(Records about charts and figures)
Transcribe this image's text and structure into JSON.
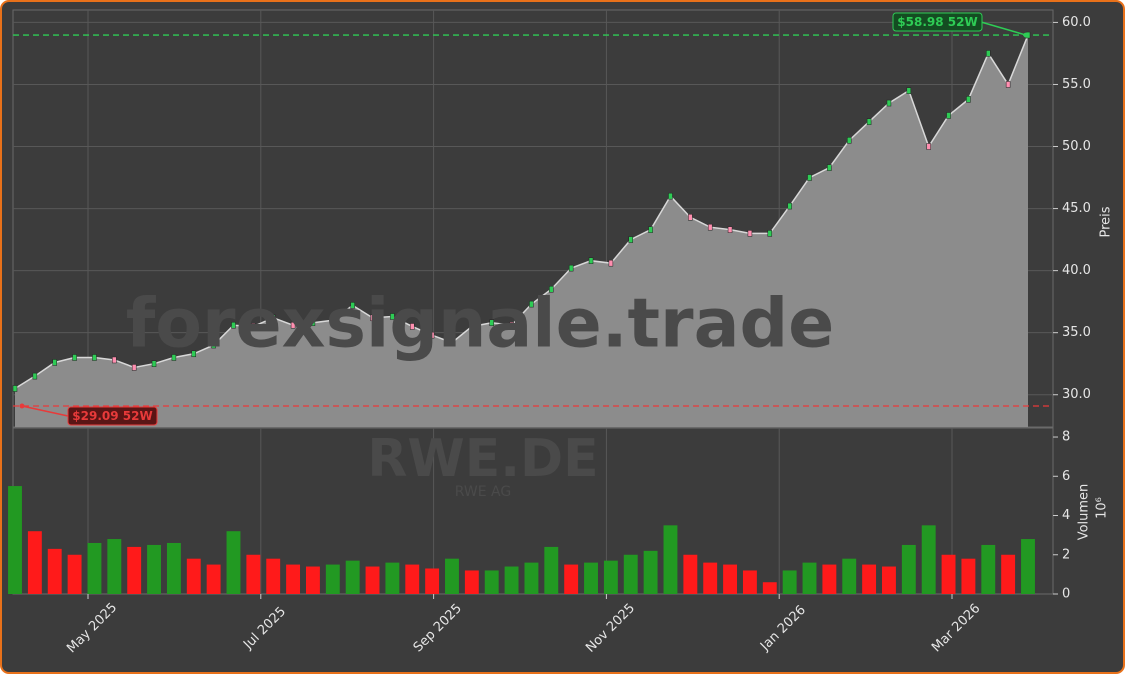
{
  "chart_data": [
    {
      "type": "line",
      "title": "RWE.DE",
      "subtitle": "RWE AG",
      "watermark": "forexsignale.trade",
      "ylabel": "Preis",
      "series": [
        {
          "name": "RWE.DE",
          "color": "#8c8c8c",
          "values": [
            30.5,
            31.5,
            32.6,
            33.0,
            33.0,
            32.8,
            32.2,
            32.5,
            33.0,
            33.3,
            34.0,
            35.6,
            35.5,
            36.2,
            35.6,
            35.8,
            36.0,
            37.2,
            36.2,
            36.3,
            35.5,
            34.8,
            34.2,
            35.5,
            35.8,
            35.6,
            37.3,
            38.5,
            40.2,
            40.8,
            40.6,
            42.5,
            43.3,
            46.0,
            44.3,
            43.5,
            43.3,
            43.0,
            43.0,
            45.2,
            47.5,
            48.3,
            50.5,
            52.0,
            53.5,
            54.5,
            50.0,
            52.5,
            53.8,
            57.5,
            55.0,
            58.98
          ]
        }
      ],
      "ylim": [
        27.4,
        61.0
      ],
      "yticks": [
        {
          "value": 30,
          "label": "30.0"
        },
        {
          "value": 35,
          "label": "35.0"
        },
        {
          "value": 40,
          "label": "40.0"
        },
        {
          "value": 45,
          "label": "45.0"
        },
        {
          "value": 50,
          "label": "50.0"
        },
        {
          "value": 55,
          "label": "55.0"
        },
        {
          "value": 60,
          "label": "60.0"
        }
      ],
      "grid": true,
      "annotations": [
        {
          "text": "$58.98 52W",
          "value": 58.98,
          "color": "#2ecc55"
        },
        {
          "text": "$29.09 52W",
          "value": 29.09,
          "color": "#e83a3a"
        }
      ]
    },
    {
      "type": "bar",
      "ylabel": "Volumen",
      "offset_label": "10⁶",
      "up_color": "#229922",
      "down_color": "#ff1a1a",
      "values": [
        5.5,
        3.2,
        2.3,
        2.0,
        2.6,
        2.8,
        2.4,
        2.5,
        2.6,
        1.8,
        1.5,
        3.2,
        2.0,
        1.8,
        1.5,
        1.4,
        1.5,
        1.7,
        1.4,
        1.6,
        1.5,
        1.3,
        1.8,
        1.2,
        1.2,
        1.4,
        1.6,
        2.4,
        1.5,
        1.6,
        1.7,
        2.0,
        2.2,
        3.5,
        2.0,
        1.6,
        1.5,
        1.2,
        0.6,
        1.2,
        1.6,
        1.5,
        1.8,
        1.5,
        1.4,
        2.5,
        3.5,
        2.0,
        1.8,
        2.5,
        2.0,
        2.8
      ],
      "ylim": [
        0,
        8.46
      ],
      "yticks": [
        0,
        2,
        4,
        6,
        8
      ],
      "xticks": [
        {
          "value": "2025-05",
          "label": "May 2025"
        },
        {
          "value": "2025-07",
          "label": "Jul 2025"
        },
        {
          "value": "2025-09",
          "label": "Sep 2025"
        },
        {
          "value": "2025-11",
          "label": "Nov 2025"
        },
        {
          "value": "2026-01",
          "label": "Jan 2026"
        },
        {
          "value": "2026-03",
          "label": "Mar 2026"
        }
      ]
    }
  ]
}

**TASK PROMPT:** Set down all the data again exactly as above, pictures excluded.

**THE COMPLETED TASK:**
Transcribe this image's text and structure into JSON.
{
  "chart_data": [
    {
      "type": "line",
      "title": "RWE.DE",
      "subtitle": "RWE AG",
      "watermark": "forexsignale.trade",
      "ylabel": "Preis",
      "series": [
        {
          "name": "RWE.DE",
          "color": "#8c8c8c",
          "values": [
            30.5,
            31.5,
            32.6,
            33.0,
            33.0,
            32.8,
            32.2,
            32.5,
            33.0,
            33.3,
            34.0,
            35.6,
            35.5,
            36.2,
            35.6,
            35.8,
            36.0,
            37.2,
            36.2,
            36.3,
            35.5,
            34.8,
            34.2,
            35.5,
            35.8,
            35.6,
            37.3,
            38.5,
            40.2,
            40.8,
            40.6,
            42.5,
            43.3,
            46.0,
            44.3,
            43.5,
            43.3,
            43.0,
            43.0,
            45.2,
            47.5,
            48.3,
            50.5,
            52.0,
            53.5,
            54.5,
            50.0,
            52.5,
            53.8,
            57.5,
            55.0,
            58.98
          ]
        }
      ],
      "ylim": [
        27.4,
        61.0
      ],
      "yticks": [
        {
          "value": 30,
          "label": "30.0"
        },
        {
          "value": 35,
          "label": "35.0"
        },
        {
          "value": 40,
          "label": "40.0"
        },
        {
          "value": 45,
          "label": "45.0"
        },
        {
          "value": 50,
          "label": "50.0"
        },
        {
          "value": 55,
          "label": "55.0"
        },
        {
          "value": 60,
          "label": "60.0"
        }
      ],
      "grid": true,
      "annotations": [
        {
          "text": "$58.98 52W",
          "value": 58.98,
          "color": "#2ecc55"
        },
        {
          "text": "$29.09 52W",
          "value": 29.09,
          "color": "#e83a3a"
        }
      ]
    },
    {
      "type": "bar",
      "ylabel": "Volumen",
      "offset_label": "10⁶",
      "up_color": "#229922",
      "down_color": "#ff1a1a",
      "values": [
        5.5,
        3.2,
        2.3,
        2.0,
        2.6,
        2.8,
        2.4,
        2.5,
        2.6,
        1.8,
        1.5,
        3.2,
        2.0,
        1.8,
        1.5,
        1.4,
        1.5,
        1.7,
        1.4,
        1.6,
        1.5,
        1.3,
        1.8,
        1.2,
        1.2,
        1.4,
        1.6,
        2.4,
        1.5,
        1.6,
        1.7,
        2.0,
        2.2,
        3.5,
        2.0,
        1.6,
        1.5,
        1.2,
        0.6,
        1.2,
        1.6,
        1.5,
        1.8,
        1.5,
        1.4,
        2.5,
        3.5,
        2.0,
        1.8,
        2.5,
        2.0,
        2.8
      ],
      "ylim": [
        0,
        8.46
      ],
      "yticks": [
        0,
        2,
        4,
        6,
        8
      ],
      "xticks": [
        {
          "value": "2025-05",
          "label": "May 2025"
        },
        {
          "value": "2025-07",
          "label": "Jul 2025"
        },
        {
          "value": "2025-09",
          "label": "Sep 2025"
        },
        {
          "value": "2025-11",
          "label": "Nov 2025"
        },
        {
          "value": "2026-01",
          "label": "Jan 2026"
        },
        {
          "value": "2026-03",
          "label": "Mar 2026"
        }
      ]
    }
  ]
}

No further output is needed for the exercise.